- TASK:
Filter the records below for the word "Adipocyte". Keep each line that has it.

--------------------

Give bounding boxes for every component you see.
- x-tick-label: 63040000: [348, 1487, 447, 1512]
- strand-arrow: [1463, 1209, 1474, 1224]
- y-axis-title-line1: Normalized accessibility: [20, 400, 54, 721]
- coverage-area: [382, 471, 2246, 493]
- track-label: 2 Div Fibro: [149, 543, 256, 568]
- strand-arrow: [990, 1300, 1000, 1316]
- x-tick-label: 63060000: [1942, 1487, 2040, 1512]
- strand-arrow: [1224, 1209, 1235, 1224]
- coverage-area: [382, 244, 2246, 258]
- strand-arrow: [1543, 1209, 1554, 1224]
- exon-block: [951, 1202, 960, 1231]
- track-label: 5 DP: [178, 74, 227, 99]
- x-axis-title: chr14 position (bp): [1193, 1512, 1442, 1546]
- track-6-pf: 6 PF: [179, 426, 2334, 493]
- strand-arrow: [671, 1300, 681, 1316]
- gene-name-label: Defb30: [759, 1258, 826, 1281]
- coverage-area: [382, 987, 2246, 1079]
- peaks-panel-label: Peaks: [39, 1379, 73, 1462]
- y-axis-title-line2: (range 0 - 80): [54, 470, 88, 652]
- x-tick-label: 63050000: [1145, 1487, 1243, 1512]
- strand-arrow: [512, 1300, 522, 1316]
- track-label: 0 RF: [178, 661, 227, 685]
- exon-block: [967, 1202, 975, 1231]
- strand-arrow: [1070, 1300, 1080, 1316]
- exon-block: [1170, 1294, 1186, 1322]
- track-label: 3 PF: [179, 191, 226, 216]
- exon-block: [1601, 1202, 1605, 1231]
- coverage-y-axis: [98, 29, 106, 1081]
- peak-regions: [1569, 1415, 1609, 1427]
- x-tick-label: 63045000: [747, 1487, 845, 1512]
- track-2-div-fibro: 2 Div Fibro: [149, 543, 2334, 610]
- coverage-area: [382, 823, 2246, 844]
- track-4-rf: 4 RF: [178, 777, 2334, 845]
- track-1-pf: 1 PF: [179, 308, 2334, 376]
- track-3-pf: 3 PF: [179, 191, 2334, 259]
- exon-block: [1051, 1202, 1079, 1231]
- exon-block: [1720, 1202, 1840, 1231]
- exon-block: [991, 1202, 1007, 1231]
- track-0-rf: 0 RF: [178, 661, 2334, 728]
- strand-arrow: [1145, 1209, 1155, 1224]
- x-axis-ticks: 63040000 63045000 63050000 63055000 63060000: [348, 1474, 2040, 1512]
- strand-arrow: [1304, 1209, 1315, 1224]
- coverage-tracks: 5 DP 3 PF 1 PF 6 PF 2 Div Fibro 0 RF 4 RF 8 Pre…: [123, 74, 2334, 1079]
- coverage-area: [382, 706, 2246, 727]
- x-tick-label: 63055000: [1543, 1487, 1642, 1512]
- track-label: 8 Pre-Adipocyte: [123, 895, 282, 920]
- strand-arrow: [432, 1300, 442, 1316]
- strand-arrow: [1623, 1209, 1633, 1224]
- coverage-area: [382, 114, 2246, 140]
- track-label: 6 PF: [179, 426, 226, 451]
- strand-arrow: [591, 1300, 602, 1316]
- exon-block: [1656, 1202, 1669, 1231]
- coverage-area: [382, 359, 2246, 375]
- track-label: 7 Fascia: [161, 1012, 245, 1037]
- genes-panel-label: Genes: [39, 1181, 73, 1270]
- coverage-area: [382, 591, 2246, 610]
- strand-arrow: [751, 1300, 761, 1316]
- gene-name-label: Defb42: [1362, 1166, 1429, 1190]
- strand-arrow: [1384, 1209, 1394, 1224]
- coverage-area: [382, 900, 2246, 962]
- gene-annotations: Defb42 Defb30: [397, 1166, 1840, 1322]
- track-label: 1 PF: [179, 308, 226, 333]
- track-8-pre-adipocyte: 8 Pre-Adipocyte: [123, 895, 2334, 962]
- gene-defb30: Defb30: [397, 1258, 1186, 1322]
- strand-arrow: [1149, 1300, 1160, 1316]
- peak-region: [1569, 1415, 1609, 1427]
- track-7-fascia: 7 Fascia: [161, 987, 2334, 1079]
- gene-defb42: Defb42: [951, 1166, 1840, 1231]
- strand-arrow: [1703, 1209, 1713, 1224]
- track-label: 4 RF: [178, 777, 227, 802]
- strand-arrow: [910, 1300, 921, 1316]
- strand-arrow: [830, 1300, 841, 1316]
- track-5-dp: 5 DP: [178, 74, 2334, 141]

--------------------

- EXPECTED OUTPUT:
- track-label: 8 Pre-Adipocyte: [123, 895, 282, 920]
- track-8-pre-adipocyte: 8 Pre-Adipocyte: [123, 895, 2334, 962]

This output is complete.